▶ _REQUIRED TASK_
Please reproduce the article below on the TARP bank bailout word for word, from its first sentence to its last.

In the fall of 2008, as the US financial system teetered on the precipice of collapse, the Bush administration announced it would inject $250 billion directly into the banking system.

Called the Troubled Asset Relief Program (TARP), the program quickly swelled to $700 billion, with Uncle Sam owning large chunks of many of the major US financial institutions, the auto industry, and AIG (a giant insurance company).

TARP was instantly unpopular, the butt of jokes on late-night television and reviled by both political parties as a bailout for fat-cat Wall Street executives. There were predictions of huge losses, which would come out of the pockets of taxpayers.

That is not how it has actually turned out.

In a report at the end of November, the Congressional Budget Office estimated the losses to the taxpayer will be $25 billion, mostly from investments in the auto sector and AIG.

"TARP was probably one of the most successful financial crisis cushioning programs ever executed," says Brian Bethune, chief financial economist at IHS Global Insight in Lexington, Mass. "It is astounding the costs came down that low."

Some of the banks, such as Goldman Sachs and Bank of America, quickly paid back the loans with interest. In an October opinion article in the Washington Post, Treasury Secretary Timothy Geithner said Uncle Sam had received $200 billion, plus a profit of $28 billion. Since then, billions more have piled in, the government has reduced its stake in General Motors to 33 percent, and AIG has announced a plan to pay back all the money it borrowed.

Even some of the fiscal hawks now see TARP as a successful effort. Retiring Sen. Judd Gregg (R) of New Hampshire, interviewed on MSNBC, called the program "the most significant thing that's happened in the last five to 10 years." He added, "I think the program worked the way it was supposed [to]."

The TARP program does not include the mortgage giants Fannie Mae and Freddie Mac. Mr. Geithner has estimated their losses as less than 1 percent of gross domestic product, or $150 billion.

▶ _COLLECTED DATA_
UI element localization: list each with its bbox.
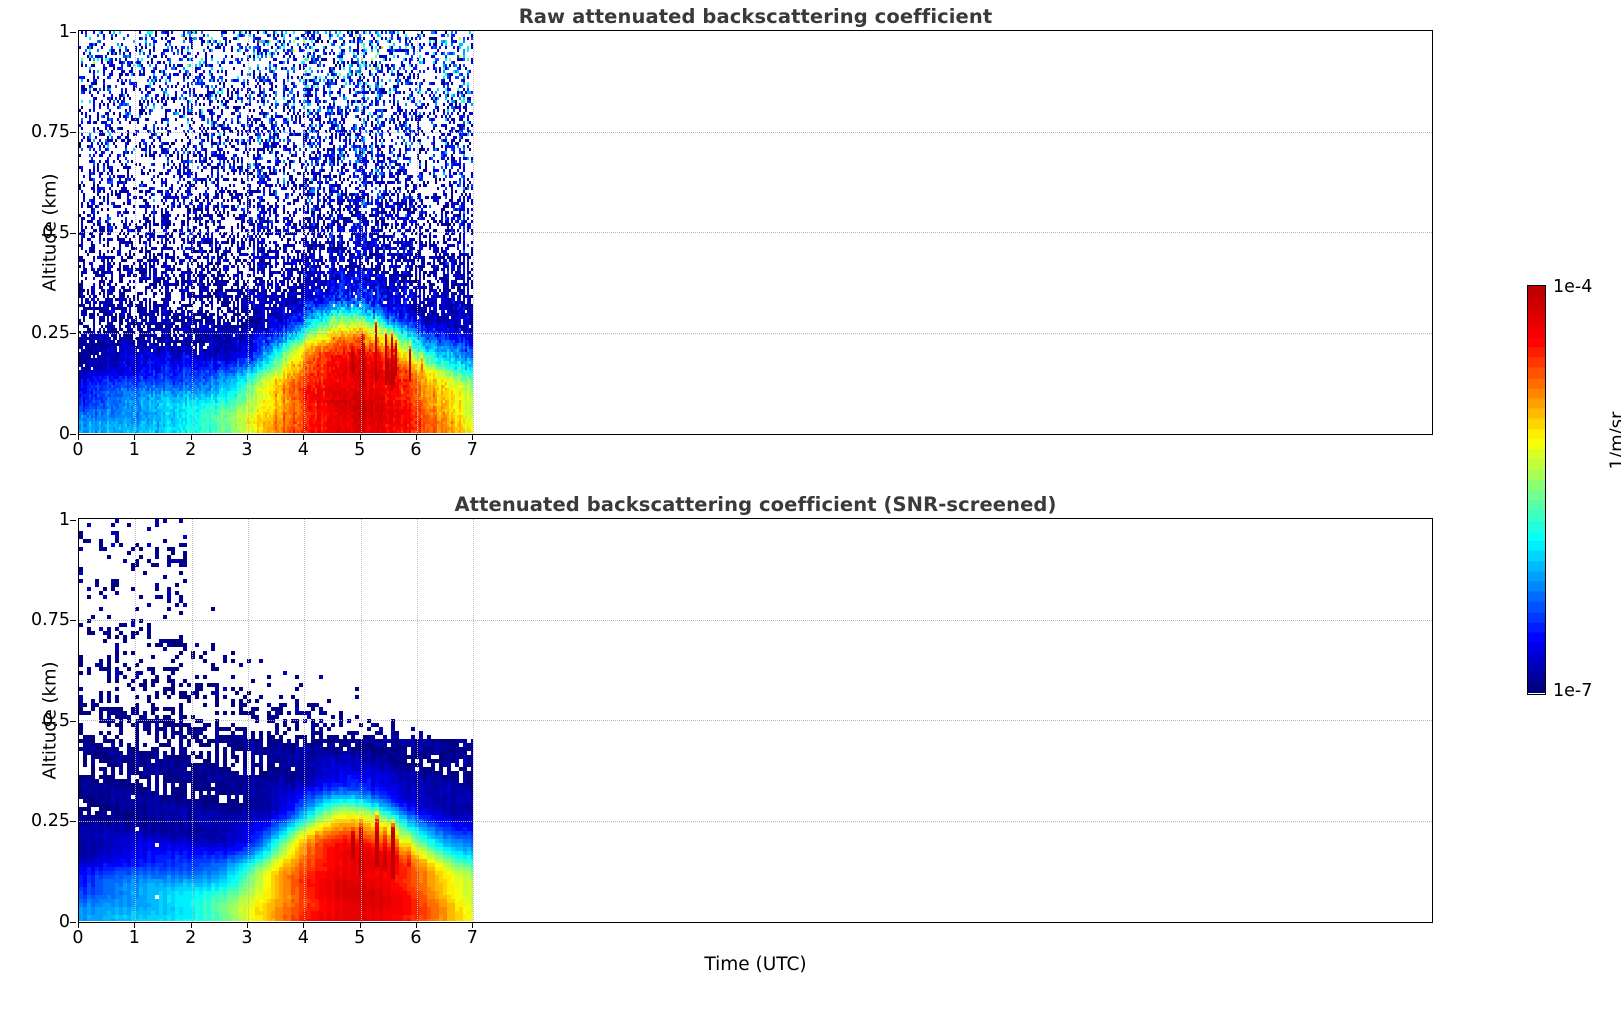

▶ _TASK SOLUTION_
In the fall of 2008, as the US financial system teetered on the precipice of collapse, the Bush administration announced it would inject $250 billion directly into the banking system.

Called the Troubled Asset Relief Program (TARP), the program quickly swelled to $700 billion, with Uncle Sam owning large chunks of many of the major US financial institutions, the auto industry, and AIG (a giant insurance company).

TARP was instantly unpopular, the butt of jokes on late-night television and reviled by both political parties as a bailout for fat-cat Wall Street executives. There were predictions of huge losses, which would come out of the pockets of taxpayers.

That is not how it has actually turned out.

In a report at the end of November, the Congressional Budget Office estimated the losses to the taxpayer will be $25 billion, mostly from investments in the auto sector and AIG.

"TARP was probably one of the most successful financial crisis cushioning programs ever executed," says Brian Bethune, chief financial economist at IHS Global Insight in Lexington, Mass. "It is astounding the costs came down that low."

Some of the banks, such as Goldman Sachs and Bank of America, quickly paid back the loans with interest. In an October opinion article in the Washington Post, Treasury Secretary Timothy Geithner said Uncle Sam had received $200 billion, plus a profit of $28 billion. Since then, billions more have piled in, the government has reduced its stake in General Motors to 33 percent, and AIG has announced a plan to pay back all the money it borrowed.

Even some of the fiscal hawks now see TARP as a successful effort. Retiring Sen. Judd Gregg (R) of New Hampshire, interviewed on MSNBC, called the program "the most significant thing that's happened in the last five to 10 years." He added, "I think the program worked the way it was supposed [to]."

The TARP program does not include the mortgage giants Fannie Mae and Freddie Mac. Mr. Geithner has estimated their losses as less than 1 percent of gross domestic product, or $150 billion.